* BRIEF 1: List everything that the biography of Lucila Rubio de Laverde below says the Unión Femenina de Colombia promoted.
* BRIEF 2: In the Lucila Rubio de Laverde biography below, repeat word for word the passage that begins with the words containing "- Lucila Rubio" and ends with "President of Colombia.".

* DOCUMENT SECTION:
----------
- Lucila Rubio during her 1944 testimony for the right to vote
- Born: 1908 Facatativá, Colombia
- Died: 1970 (aged 61–62)
- Other names: Lucila Rubio, Lucila Rubio Angulo de Laverde
- Occupations: Educator, Suffragist
- Spouse: Eduardo Laverde

= Lucila Rubio de Laverde =

Lucila Rubio de Laverde (1908-1970) was a Colombian socialist and one of the leading suffragettes in her country. She was also a teacher and the first woman to present a demand for the vote to the President of Colombia.

==Biography==
Rubio was born in Facatativá, Colombia. She began her activism as early as the 1930s, when she fought for the economic rights of women. She pushed for legislation granting pre-nuptial agreements, was a proponent of co-habitation and she spoke against the Church's treatment of women.

By the 1940s, Rubio had become one of the leaders of Colombia's women's rights movement and a most important suffragette. She was one of the founders of The Unión Femenina de Colombia (Women's Union of Colombia) (UFC), created in Bogota in 1944. The UFC was one of the most important women's organizations during this time. It spread to other cities and promoted voting rights, literacy of women, and rights of citizens. Rubio de Laverde served as president of the organization and was also president of the Alianza Femenina de Colombia (Women's Alliance of Colombia), founded the same year. In 1944, the UFC collected more than 500 signatures pressing for the vote and Rubio de Laverde presented them to President Alfonso López Pumarejo, demanding women's right to vote.
----------
* Page segmentation data:
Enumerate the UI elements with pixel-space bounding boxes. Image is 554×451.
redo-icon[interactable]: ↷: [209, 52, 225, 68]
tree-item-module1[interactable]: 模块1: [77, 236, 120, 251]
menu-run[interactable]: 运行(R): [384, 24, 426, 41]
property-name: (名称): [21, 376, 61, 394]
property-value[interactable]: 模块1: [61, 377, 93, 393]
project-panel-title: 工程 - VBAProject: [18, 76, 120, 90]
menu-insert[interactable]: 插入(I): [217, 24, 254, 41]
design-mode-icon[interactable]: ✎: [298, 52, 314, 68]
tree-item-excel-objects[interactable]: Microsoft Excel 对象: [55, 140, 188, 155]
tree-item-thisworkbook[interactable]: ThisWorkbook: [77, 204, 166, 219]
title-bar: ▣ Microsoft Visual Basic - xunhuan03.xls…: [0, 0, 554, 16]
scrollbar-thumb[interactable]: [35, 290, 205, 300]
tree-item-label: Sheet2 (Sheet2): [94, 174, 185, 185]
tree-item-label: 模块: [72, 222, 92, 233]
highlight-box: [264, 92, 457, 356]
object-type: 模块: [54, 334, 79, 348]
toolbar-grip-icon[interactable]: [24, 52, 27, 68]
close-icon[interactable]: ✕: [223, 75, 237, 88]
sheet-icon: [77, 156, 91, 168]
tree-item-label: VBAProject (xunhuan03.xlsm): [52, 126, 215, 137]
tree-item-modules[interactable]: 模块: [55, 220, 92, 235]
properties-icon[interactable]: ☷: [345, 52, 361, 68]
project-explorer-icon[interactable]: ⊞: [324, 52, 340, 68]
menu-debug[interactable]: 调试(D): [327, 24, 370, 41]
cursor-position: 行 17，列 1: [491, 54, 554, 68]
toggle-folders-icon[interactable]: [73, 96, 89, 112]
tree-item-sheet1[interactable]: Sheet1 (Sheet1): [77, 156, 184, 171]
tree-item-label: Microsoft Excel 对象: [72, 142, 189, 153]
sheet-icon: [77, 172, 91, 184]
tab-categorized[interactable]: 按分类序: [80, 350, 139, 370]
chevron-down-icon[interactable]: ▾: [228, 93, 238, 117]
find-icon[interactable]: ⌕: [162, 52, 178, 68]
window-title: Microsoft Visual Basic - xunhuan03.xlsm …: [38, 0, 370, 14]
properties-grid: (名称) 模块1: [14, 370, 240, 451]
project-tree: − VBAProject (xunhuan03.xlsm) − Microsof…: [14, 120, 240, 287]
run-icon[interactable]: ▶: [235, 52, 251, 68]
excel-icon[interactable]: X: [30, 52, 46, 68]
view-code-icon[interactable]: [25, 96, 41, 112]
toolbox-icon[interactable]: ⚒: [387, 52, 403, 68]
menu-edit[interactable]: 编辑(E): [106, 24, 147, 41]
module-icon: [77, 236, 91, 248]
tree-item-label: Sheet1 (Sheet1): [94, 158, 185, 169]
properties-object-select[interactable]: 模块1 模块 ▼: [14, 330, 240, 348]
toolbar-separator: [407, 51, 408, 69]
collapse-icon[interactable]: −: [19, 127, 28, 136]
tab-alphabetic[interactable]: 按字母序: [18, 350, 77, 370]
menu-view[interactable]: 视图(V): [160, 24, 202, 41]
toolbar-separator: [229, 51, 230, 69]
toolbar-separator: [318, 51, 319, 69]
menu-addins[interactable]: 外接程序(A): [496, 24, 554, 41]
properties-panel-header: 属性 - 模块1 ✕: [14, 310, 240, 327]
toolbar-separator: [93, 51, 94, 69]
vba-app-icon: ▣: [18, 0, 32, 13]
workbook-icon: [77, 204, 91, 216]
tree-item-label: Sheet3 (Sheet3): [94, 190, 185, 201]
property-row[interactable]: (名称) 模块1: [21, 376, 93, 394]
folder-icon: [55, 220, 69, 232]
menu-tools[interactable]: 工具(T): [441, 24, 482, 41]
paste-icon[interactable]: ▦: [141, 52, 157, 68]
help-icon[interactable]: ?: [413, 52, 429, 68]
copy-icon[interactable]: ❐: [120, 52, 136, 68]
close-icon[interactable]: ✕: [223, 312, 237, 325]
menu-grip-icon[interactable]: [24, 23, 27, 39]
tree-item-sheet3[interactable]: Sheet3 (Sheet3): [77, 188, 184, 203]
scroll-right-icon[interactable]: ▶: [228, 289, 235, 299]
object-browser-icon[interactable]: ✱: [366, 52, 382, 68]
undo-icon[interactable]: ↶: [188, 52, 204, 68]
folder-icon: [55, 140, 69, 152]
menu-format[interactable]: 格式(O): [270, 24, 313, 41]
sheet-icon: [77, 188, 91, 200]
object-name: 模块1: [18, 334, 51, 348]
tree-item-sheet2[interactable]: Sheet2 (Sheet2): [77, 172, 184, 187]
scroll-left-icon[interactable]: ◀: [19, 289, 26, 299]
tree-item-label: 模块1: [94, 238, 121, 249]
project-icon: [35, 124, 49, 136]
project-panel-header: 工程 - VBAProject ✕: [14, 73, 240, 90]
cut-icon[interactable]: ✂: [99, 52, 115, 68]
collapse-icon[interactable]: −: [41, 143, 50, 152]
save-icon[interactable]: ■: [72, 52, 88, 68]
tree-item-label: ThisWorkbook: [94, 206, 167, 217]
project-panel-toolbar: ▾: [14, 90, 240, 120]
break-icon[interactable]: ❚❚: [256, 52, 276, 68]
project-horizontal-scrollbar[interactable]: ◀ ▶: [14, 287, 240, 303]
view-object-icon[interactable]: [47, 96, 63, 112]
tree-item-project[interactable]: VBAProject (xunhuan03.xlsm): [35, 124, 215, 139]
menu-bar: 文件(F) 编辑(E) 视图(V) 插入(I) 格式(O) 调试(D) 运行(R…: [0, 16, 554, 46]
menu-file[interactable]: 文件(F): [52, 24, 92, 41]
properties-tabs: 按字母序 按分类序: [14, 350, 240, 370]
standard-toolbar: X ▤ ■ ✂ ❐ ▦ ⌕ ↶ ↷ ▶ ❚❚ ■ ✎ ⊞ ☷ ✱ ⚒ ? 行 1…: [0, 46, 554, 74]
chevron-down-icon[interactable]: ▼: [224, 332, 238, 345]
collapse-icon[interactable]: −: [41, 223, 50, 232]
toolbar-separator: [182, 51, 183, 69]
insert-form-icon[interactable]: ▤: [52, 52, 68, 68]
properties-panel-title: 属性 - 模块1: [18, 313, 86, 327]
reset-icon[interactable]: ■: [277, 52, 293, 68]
----------
* EXPECTED OUTPUT 1:
- Voting rights
- Literacy of women
- Rights of citizens

* EXPECTED OUTPUT 2:
- Lucila Rubio during her 1944 testimony for the right to vote
- Born: 1908 Facatativá, Colombia
- Died: 1970 (aged 61–62)
- Other names: Lucila Rubio, Lucila Rubio Angulo de Laverde
- Occupations: Educator, Suffragist
- Spouse: Eduardo Laverde

= Lucila Rubio de Laverde =

Lucila Rubio de Laverde (1908-1970) was a Colombian socialist and one of the leading suffragettes in her country. She was also a teacher and the first woman to present a demand for the vote to the President of Colombia.